Problem to work on: Reproduce each of the records below verbatim, changing nothing.

=-=-=-=-=

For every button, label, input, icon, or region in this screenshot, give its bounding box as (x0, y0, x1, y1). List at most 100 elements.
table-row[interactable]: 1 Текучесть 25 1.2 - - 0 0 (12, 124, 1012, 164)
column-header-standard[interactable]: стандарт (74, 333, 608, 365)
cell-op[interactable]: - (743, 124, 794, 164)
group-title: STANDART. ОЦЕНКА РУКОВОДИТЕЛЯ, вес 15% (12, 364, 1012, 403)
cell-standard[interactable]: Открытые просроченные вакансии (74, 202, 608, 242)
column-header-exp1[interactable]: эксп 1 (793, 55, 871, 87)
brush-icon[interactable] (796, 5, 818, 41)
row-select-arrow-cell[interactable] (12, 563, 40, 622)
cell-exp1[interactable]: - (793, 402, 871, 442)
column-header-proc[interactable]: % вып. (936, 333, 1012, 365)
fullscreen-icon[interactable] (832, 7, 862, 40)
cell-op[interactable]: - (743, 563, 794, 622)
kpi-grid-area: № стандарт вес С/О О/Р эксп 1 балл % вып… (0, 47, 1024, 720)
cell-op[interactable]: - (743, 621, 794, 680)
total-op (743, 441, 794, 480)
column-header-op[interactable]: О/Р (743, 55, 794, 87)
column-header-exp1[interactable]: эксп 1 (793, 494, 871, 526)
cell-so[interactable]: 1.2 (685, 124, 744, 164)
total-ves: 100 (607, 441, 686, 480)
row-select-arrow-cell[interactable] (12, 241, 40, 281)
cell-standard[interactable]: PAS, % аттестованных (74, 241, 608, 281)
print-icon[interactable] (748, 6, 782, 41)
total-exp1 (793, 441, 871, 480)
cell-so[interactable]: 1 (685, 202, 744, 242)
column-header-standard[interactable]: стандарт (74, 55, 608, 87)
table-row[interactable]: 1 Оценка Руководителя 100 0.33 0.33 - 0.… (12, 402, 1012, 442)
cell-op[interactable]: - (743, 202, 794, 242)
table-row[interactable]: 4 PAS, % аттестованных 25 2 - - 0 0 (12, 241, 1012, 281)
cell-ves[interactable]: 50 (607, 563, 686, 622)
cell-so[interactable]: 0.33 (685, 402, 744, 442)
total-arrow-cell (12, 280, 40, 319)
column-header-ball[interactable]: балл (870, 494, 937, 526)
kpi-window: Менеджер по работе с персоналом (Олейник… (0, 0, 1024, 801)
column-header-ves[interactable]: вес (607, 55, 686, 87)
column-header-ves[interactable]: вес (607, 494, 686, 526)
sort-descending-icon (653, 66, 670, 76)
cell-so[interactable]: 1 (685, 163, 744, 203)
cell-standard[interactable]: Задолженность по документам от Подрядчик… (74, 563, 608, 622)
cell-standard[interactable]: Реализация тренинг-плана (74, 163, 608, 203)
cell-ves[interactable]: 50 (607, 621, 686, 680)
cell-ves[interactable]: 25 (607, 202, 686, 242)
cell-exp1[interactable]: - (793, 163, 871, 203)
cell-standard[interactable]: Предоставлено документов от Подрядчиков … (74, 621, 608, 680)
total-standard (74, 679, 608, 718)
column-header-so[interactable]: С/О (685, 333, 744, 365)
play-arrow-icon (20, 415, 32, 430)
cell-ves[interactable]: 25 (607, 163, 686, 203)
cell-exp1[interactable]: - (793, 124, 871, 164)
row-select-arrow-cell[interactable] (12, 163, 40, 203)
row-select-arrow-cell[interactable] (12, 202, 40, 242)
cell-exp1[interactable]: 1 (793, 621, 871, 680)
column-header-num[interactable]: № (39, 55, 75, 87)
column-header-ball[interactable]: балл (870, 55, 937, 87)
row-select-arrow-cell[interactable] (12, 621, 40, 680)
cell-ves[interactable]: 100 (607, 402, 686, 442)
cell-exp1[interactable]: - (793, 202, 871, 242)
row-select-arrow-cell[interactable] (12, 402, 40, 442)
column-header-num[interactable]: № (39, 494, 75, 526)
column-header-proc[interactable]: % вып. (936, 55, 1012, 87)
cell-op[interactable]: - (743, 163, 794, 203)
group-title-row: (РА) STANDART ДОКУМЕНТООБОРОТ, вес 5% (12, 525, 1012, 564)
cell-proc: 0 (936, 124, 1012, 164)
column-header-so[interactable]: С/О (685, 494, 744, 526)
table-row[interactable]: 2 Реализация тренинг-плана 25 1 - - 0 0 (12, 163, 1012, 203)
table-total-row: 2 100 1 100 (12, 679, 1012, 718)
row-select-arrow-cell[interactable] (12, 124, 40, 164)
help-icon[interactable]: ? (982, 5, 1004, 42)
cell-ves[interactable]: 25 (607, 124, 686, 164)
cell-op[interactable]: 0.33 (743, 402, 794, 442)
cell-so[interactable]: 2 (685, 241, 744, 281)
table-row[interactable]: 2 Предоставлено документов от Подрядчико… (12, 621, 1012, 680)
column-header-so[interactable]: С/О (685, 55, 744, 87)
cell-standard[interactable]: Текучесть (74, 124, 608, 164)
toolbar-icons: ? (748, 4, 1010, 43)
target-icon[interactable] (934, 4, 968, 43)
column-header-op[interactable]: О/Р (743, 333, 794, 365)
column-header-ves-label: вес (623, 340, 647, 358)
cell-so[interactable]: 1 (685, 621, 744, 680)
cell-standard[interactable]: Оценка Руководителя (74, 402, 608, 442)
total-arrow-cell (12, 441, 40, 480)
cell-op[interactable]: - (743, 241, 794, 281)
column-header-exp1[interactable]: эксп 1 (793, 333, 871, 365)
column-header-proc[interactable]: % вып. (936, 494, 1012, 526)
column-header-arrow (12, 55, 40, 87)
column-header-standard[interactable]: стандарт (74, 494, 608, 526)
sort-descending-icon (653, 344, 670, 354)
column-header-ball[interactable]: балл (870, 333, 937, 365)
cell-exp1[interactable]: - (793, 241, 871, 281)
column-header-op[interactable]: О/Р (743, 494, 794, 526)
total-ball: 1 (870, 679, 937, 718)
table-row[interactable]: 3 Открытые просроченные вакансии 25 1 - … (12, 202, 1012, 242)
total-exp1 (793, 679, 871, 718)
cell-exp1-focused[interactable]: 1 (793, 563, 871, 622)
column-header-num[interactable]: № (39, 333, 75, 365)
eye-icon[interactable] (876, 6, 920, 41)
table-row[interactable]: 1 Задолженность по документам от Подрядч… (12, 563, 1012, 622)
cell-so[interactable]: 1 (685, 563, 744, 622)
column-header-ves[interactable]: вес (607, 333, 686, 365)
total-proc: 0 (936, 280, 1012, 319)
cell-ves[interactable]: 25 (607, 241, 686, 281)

=-=-=-=-=

Answer in full:
For every button, label, input, icon, or region in this screenshot, give its bounding box as (x0, y0, x1, y1). List at most 100 elements.
table-row[interactable]: 1 Текучесть 25 1.2 - - 0 0 (12, 124, 1012, 164)
column-header-standard[interactable]: стандарт (74, 333, 608, 365)
cell-op[interactable]: - (743, 124, 794, 164)
group-title: STANDART. ОЦЕНКА РУКОВОДИТЕЛЯ, вес 15% (12, 364, 1012, 403)
cell-standard[interactable]: Открытые просроченные вакансии (74, 202, 608, 242)
column-header-exp1[interactable]: эксп 1 (793, 55, 871, 87)
brush-icon[interactable] (796, 5, 818, 41)
row-select-arrow-cell[interactable] (12, 563, 40, 622)
cell-exp1[interactable]: - (793, 402, 871, 442)
column-header-proc[interactable]: % вып. (936, 333, 1012, 365)
fullscreen-icon[interactable] (832, 7, 862, 40)
cell-op[interactable]: - (743, 563, 794, 622)
kpi-grid-area: № стандарт вес С/О О/Р эксп 1 балл % вып… (0, 47, 1024, 720)
cell-op[interactable]: - (743, 621, 794, 680)
total-op (743, 441, 794, 480)
column-header-op[interactable]: О/Р (743, 55, 794, 87)
column-header-exp1[interactable]: эксп 1 (793, 494, 871, 526)
cell-so[interactable]: 1.2 (685, 124, 744, 164)
total-ves: 100 (607, 441, 686, 480)
row-select-arrow-cell[interactable] (12, 241, 40, 281)
cell-standard[interactable]: PAS, % аттестованных (74, 241, 608, 281)
print-icon[interactable] (748, 6, 782, 41)
total-exp1 (793, 441, 871, 480)
cell-so[interactable]: 1 (685, 202, 744, 242)
column-header-standard[interactable]: стандарт (74, 55, 608, 87)
table-row[interactable]: 1 Оценка Руководителя 100 0.33 0.33 - 0.… (12, 402, 1012, 442)
cell-op[interactable]: - (743, 202, 794, 242)
table-row[interactable]: 4 PAS, % аттестованных 25 2 - - 0 0 (12, 241, 1012, 281)
cell-ves[interactable]: 50 (607, 563, 686, 622)
cell-so[interactable]: 0.33 (685, 402, 744, 442)
total-arrow-cell (12, 280, 40, 319)
column-header-ball[interactable]: балл (870, 494, 937, 526)
kpi-window: Менеджер по работе с персоналом (Олейник… (0, 0, 1024, 801)
column-header-ves[interactable]: вес (607, 55, 686, 87)
column-header-ves[interactable]: вес (607, 494, 686, 526)
sort-descending-icon (653, 66, 670, 76)
cell-so[interactable]: 1 (685, 163, 744, 203)
cell-standard[interactable]: Задолженность по документам от Подрядчик… (74, 563, 608, 622)
cell-standard[interactable]: Реализация тренинг-плана (74, 163, 608, 203)
cell-ves[interactable]: 50 (607, 621, 686, 680)
cell-ves[interactable]: 25 (607, 202, 686, 242)
cell-exp1[interactable]: - (793, 163, 871, 203)
cell-standard[interactable]: Предоставлено документов от Подрядчиков … (74, 621, 608, 680)
total-standard (74, 679, 608, 718)
column-header-so[interactable]: С/О (685, 333, 744, 365)
play-arrow-icon (20, 415, 32, 430)
cell-ves[interactable]: 25 (607, 163, 686, 203)
cell-exp1[interactable]: - (793, 124, 871, 164)
row-select-arrow-cell[interactable] (12, 163, 40, 203)
row-select-arrow-cell[interactable] (12, 202, 40, 242)
cell-exp1[interactable]: 1 (793, 621, 871, 680)
column-header-num[interactable]: № (39, 55, 75, 87)
column-header-ball[interactable]: балл (870, 55, 937, 87)
row-select-arrow-cell[interactable] (12, 621, 40, 680)
cell-ves[interactable]: 100 (607, 402, 686, 442)
cell-exp1[interactable]: - (793, 202, 871, 242)
row-select-arrow-cell[interactable] (12, 402, 40, 442)
column-header-num[interactable]: № (39, 494, 75, 526)
column-header-proc[interactable]: % вып. (936, 55, 1012, 87)
cell-op[interactable]: - (743, 163, 794, 203)
group-title-row: (РА) STANDART ДОКУМЕНТООБОРОТ, вес 5% (12, 525, 1012, 564)
cell-proc: 0 (936, 124, 1012, 164)
column-header-so[interactable]: С/О (685, 494, 744, 526)
table-row[interactable]: 2 Реализация тренинг-плана 25 1 - - 0 0 (12, 163, 1012, 203)
table-total-row: 2 100 1 100 (12, 679, 1012, 718)
row-select-arrow-cell[interactable] (12, 124, 40, 164)
help-icon[interactable]: ? (982, 5, 1004, 42)
cell-ves[interactable]: 25 (607, 124, 686, 164)
cell-op[interactable]: 0.33 (743, 402, 794, 442)
cell-so[interactable]: 2 (685, 241, 744, 281)
table-row[interactable]: 2 Предоставлено документов от Подрядчико… (12, 621, 1012, 680)
column-header-so[interactable]: С/О (685, 55, 744, 87)
cell-standard[interactable]: Текучесть (74, 124, 608, 164)
toolbar-icons: ? (748, 4, 1010, 43)
target-icon[interactable] (934, 4, 968, 43)
column-header-op[interactable]: О/Р (743, 333, 794, 365)
column-header-ves-label: вес (623, 340, 647, 358)
cell-so[interactable]: 1 (685, 621, 744, 680)
cell-standard[interactable]: Оценка Руководителя (74, 402, 608, 442)
total-arrow-cell (12, 441, 40, 480)
cell-op[interactable]: - (743, 241, 794, 281)
column-header-exp1[interactable]: эксп 1 (793, 333, 871, 365)
column-header-proc[interactable]: % вып. (936, 494, 1012, 526)
column-header-arrow (12, 55, 40, 87)
column-header-standard[interactable]: стандарт (74, 494, 608, 526)
sort-descending-icon (653, 344, 670, 354)
column-header-ball[interactable]: балл (870, 333, 937, 365)
cell-exp1[interactable]: - (793, 241, 871, 281)
column-header-op[interactable]: О/Р (743, 494, 794, 526)
total-ball: 1 (870, 679, 937, 718)
table-row[interactable]: 3 Открытые просроченные вакансии 25 1 - … (12, 202, 1012, 242)
total-exp1 (793, 679, 871, 718)
cell-exp1-focused[interactable]: 1 (793, 563, 871, 622)
column-header-num[interactable]: № (39, 333, 75, 365)
eye-icon[interactable] (876, 6, 920, 41)
table-row[interactable]: 1 Задолженность по документам от Подрядч… (12, 563, 1012, 622)
cell-so[interactable]: 1 (685, 563, 744, 622)
column-header-ves[interactable]: вес (607, 333, 686, 365)
total-proc: 0 (936, 280, 1012, 319)
cell-ves[interactable]: 25 (607, 241, 686, 281)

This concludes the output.